GIVEN ENTRIES –
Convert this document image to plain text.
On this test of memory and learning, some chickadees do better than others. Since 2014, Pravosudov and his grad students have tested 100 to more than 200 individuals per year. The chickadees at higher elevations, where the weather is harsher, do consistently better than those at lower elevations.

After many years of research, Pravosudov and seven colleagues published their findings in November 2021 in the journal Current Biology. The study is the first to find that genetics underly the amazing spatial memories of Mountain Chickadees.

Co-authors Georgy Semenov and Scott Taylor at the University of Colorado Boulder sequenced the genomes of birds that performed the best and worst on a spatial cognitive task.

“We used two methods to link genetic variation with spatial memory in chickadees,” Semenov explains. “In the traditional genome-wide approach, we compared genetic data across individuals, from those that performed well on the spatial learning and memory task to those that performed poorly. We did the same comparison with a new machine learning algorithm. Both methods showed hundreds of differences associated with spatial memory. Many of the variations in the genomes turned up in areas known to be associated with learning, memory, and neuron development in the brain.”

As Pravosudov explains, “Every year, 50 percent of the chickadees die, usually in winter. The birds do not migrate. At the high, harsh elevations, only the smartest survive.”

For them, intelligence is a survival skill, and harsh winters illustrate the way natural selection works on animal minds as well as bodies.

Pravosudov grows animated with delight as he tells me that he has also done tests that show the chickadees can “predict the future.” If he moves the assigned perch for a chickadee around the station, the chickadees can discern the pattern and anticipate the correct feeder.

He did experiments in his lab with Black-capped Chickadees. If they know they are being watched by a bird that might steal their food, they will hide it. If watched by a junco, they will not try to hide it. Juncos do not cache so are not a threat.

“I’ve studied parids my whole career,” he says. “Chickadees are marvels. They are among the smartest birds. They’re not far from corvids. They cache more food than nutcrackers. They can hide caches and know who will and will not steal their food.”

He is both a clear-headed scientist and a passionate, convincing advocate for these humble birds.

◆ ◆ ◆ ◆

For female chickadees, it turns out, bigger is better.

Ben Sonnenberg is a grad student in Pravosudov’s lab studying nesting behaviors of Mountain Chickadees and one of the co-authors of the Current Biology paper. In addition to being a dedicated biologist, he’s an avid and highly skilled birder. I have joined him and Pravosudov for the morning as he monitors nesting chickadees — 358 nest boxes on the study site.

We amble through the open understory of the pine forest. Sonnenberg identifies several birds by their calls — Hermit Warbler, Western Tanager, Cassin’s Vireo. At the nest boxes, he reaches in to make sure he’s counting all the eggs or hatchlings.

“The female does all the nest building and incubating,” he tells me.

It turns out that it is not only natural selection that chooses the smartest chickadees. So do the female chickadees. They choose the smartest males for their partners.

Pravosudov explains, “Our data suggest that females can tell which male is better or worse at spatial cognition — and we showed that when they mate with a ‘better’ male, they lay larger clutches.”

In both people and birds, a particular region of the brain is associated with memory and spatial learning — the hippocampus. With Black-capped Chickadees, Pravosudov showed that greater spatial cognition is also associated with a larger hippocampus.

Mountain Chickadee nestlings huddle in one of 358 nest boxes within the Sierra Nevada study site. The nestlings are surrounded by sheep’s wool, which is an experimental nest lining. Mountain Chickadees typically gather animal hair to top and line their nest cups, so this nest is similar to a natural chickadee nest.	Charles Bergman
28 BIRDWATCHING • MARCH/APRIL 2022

EXERCISE OBJECTIVE –
Report how many lines in this data include the string "only", and nothing else.

THE COMPLETED TASK –
2